**WHAT THE TASK REQUIRES**: Every record below is to be retyped exactly.

**TASK MATERIAL**:
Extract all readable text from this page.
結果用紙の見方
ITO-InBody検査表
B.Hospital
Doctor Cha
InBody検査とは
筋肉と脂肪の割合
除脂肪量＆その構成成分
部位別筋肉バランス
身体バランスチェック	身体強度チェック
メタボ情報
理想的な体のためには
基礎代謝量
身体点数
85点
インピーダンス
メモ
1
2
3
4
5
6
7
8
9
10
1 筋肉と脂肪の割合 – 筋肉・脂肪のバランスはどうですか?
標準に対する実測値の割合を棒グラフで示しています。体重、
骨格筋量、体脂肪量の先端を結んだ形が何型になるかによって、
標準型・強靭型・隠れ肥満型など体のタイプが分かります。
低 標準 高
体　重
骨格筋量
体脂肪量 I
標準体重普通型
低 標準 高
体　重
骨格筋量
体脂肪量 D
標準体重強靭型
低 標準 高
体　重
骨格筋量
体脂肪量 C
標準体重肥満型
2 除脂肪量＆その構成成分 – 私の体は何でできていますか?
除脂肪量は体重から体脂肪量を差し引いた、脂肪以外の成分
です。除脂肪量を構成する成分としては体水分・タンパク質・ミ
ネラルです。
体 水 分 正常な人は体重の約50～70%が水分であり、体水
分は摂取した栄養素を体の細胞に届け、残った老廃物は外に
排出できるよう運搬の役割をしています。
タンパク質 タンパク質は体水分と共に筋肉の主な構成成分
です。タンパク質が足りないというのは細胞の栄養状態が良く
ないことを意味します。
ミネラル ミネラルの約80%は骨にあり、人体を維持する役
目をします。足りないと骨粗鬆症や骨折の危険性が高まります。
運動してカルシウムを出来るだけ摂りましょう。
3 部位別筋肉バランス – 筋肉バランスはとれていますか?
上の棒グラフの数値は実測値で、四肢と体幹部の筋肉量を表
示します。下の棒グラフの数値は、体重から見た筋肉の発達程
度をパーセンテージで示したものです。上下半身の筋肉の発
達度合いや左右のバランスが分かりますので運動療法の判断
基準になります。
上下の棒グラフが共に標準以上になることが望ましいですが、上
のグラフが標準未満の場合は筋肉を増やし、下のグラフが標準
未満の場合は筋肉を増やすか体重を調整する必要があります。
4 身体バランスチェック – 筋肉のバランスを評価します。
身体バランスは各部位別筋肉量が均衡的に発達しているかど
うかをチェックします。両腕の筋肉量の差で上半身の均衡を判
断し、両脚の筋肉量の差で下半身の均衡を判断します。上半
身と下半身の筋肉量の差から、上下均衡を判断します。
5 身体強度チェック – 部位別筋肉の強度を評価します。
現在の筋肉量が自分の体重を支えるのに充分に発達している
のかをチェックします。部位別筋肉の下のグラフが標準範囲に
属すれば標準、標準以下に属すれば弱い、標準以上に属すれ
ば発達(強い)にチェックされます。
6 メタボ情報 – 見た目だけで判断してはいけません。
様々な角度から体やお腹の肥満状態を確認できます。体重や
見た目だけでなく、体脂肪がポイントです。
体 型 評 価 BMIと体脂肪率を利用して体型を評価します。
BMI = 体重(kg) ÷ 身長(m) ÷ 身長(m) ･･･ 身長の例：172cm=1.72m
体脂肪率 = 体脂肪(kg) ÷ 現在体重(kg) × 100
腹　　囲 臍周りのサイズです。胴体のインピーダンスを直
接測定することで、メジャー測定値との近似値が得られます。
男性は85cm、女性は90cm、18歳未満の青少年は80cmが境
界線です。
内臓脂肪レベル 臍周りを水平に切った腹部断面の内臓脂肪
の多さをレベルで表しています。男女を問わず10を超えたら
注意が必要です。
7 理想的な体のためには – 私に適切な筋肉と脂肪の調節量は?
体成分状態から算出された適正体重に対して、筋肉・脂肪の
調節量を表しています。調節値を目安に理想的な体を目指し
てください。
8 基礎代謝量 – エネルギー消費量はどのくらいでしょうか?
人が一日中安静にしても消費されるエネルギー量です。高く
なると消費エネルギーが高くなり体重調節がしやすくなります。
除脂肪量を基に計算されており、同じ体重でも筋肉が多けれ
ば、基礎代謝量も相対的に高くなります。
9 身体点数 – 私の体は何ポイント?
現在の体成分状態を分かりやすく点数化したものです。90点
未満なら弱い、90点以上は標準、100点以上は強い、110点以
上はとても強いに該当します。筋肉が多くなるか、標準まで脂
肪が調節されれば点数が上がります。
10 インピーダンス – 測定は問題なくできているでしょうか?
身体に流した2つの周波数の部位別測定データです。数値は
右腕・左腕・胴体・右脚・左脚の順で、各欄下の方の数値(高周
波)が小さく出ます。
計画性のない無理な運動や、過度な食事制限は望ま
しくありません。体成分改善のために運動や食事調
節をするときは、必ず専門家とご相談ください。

**PROBLEM SOLUTION**:
Extract all readable text from this page.
結果用紙の見方
ITO-InBody検査表
B.Hospital
Doctor Cha
InBody検査とは
筋肉と脂肪の割合
除脂肪量＆その構成成分
部位別筋肉バランス
身体バランスチェック	身体強度チェック
メタボ情報
理想的な体のためには
基礎代謝量
身体点数
85点
インピーダンス
メモ
1
2
3
4
5
6
7
8
9
10
1 筋肉と脂肪の割合 – 筋肉・脂肪のバランスはどうですか?
標準に対する実測値の割合を棒グラフで示しています。体重、
骨格筋量、体脂肪量の先端を結んだ形が何型になるかによって、
標準型・強靭型・隠れ肥満型など体のタイプが分かります。
低 標準 高
体　重
骨格筋量
体脂肪量 I
標準体重普通型
低 標準 高
体　重
骨格筋量
体脂肪量 D
標準体重強靭型
低 標準 高
体　重
骨格筋量
体脂肪量 C
標準体重肥満型
2 除脂肪量＆その構成成分 – 私の体は何でできていますか?
除脂肪量は体重から体脂肪量を差し引いた、脂肪以外の成分
です。除脂肪量を構成する成分としては体水分・タンパク質・ミ
ネラルです。
体 水 分 正常な人は体重の約50～70%が水分であり、体水
分は摂取した栄養素を体の細胞に届け、残った老廃物は外に
排出できるよう運搬の役割をしています。
タンパク質 タンパク質は体水分と共に筋肉の主な構成成分
です。タンパク質が足りないというのは細胞の栄養状態が良く
ないことを意味します。
ミネラル ミネラルの約80%は骨にあり、人体を維持する役
目をします。足りないと骨粗鬆症や骨折の危険性が高まります。
運動してカルシウムを出来るだけ摂りましょう。
3 部位別筋肉バランス – 筋肉バランスはとれていますか?
上の棒グラフの数値は実測値で、四肢と体幹部の筋肉量を表
示します。下の棒グラフの数値は、体重から見た筋肉の発達程
度をパーセンテージで示したものです。上下半身の筋肉の発
達度合いや左右のバランスが分かりますので運動療法の判断
基準になります。
上下の棒グラフが共に標準以上になることが望ましいですが、上
のグラフが標準未満の場合は筋肉を増やし、下のグラフが標準
未満の場合は筋肉を増やすか体重を調整する必要があります。
4 身体バランスチェック – 筋肉のバランスを評価します。
身体バランスは各部位別筋肉量が均衡的に発達しているかど
うかをチェックします。両腕の筋肉量の差で上半身の均衡を判
断し、両脚の筋肉量の差で下半身の均衡を判断します。上半
身と下半身の筋肉量の差から、上下均衡を判断します。
5 身体強度チェック – 部位別筋肉の強度を評価します。
現在の筋肉量が自分の体重を支えるのに充分に発達している
のかをチェックします。部位別筋肉の下のグラフが標準範囲に
属すれば標準、標準以下に属すれば弱い、標準以上に属すれ
ば発達(強い)にチェックされます。
6 メタボ情報 – 見た目だけで判断してはいけません。
様々な角度から体やお腹の肥満状態を確認できます。体重や
見た目だけでなく、体脂肪がポイントです。
体 型 評 価 BMIと体脂肪率を利用して体型を評価します。
BMI = 体重(kg) ÷ 身長(m) ÷ 身長(m) ･･･ 身長の例：172cm=1.72m
体脂肪率 = 体脂肪(kg) ÷ 現在体重(kg) × 100
腹　　囲 臍周りのサイズです。胴体のインピーダンスを直
接測定することで、メジャー測定値との近似値が得られます。
男性は85cm、女性は90cm、18歳未満の青少年は80cmが境
界線です。
内臓脂肪レベル 臍周りを水平に切った腹部断面の内臓脂肪
の多さをレベルで表しています。男女を問わず10を超えたら
注意が必要です。
7 理想的な体のためには – 私に適切な筋肉と脂肪の調節量は?
体成分状態から算出された適正体重に対して、筋肉・脂肪の
調節量を表しています。調節値を目安に理想的な体を目指し
てください。
8 基礎代謝量 – エネルギー消費量はどのくらいでしょうか?
人が一日中安静にしても消費されるエネルギー量です。高く
なると消費エネルギーが高くなり体重調節がしやすくなります。
除脂肪量を基に計算されており、同じ体重でも筋肉が多けれ
ば、基礎代謝量も相対的に高くなります。
9 身体点数 – 私の体は何ポイント?
現在の体成分状態を分かりやすく点数化したものです。90点
未満なら弱い、90点以上は標準、100点以上は強い、110点以
上はとても強いに該当します。筋肉が多くなるか、標準まで脂
肪が調節されれば点数が上がります。
10 インピーダンス – 測定は問題なくできているでしょうか?
身体に流した2つの周波数の部位別測定データです。数値は
右腕・左腕・胴体・右脚・左脚の順で、各欄下の方の数値(高周
波)が小さく出ます。
計画性のない無理な運動や、過度な食事制限は望ま
しくありません。体成分改善のために運動や食事調
節をするときは、必ず専門家とご相談ください。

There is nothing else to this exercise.